Saved entries:
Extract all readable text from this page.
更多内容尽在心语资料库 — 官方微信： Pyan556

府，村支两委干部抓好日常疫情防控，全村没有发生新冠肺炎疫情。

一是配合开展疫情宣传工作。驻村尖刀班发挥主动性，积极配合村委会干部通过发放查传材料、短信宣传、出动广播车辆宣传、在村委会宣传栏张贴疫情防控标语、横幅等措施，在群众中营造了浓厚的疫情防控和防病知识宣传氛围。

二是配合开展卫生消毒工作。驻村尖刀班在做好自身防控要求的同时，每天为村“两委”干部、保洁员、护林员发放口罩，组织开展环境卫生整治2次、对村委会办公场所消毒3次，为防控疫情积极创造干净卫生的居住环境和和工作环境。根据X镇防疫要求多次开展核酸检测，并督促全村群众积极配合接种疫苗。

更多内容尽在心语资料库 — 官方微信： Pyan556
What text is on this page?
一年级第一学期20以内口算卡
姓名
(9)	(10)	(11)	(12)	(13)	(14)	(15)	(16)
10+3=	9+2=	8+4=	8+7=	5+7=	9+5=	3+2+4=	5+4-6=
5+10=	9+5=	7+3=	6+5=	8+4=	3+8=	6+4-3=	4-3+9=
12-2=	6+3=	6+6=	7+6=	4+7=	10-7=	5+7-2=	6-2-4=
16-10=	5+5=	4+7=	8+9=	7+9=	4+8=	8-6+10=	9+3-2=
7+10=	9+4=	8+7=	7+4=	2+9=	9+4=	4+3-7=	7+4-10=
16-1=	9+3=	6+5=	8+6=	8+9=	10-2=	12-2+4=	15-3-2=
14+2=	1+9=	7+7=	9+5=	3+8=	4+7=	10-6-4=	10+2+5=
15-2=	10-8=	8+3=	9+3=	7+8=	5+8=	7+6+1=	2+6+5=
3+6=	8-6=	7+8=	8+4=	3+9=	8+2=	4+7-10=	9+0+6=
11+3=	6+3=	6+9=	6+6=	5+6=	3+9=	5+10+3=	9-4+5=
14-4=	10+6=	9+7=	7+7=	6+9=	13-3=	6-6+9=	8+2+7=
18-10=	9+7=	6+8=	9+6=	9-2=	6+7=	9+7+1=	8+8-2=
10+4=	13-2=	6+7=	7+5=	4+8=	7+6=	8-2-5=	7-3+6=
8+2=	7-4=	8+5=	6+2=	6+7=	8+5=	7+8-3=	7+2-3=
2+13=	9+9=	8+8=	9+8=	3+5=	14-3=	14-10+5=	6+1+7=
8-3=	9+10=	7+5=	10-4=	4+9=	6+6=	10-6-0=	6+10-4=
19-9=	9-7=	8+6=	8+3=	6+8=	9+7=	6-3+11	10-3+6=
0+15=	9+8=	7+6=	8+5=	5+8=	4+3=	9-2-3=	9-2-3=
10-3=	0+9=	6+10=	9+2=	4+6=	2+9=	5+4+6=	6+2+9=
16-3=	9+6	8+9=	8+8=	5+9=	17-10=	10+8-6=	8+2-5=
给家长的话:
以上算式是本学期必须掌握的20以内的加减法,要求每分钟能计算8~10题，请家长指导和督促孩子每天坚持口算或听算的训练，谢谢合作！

- Prompt
Select the lines in this material that hold the word "page", leaving none out.

- Response for this exercise
Extract all readable text from this page.
What text is on this page?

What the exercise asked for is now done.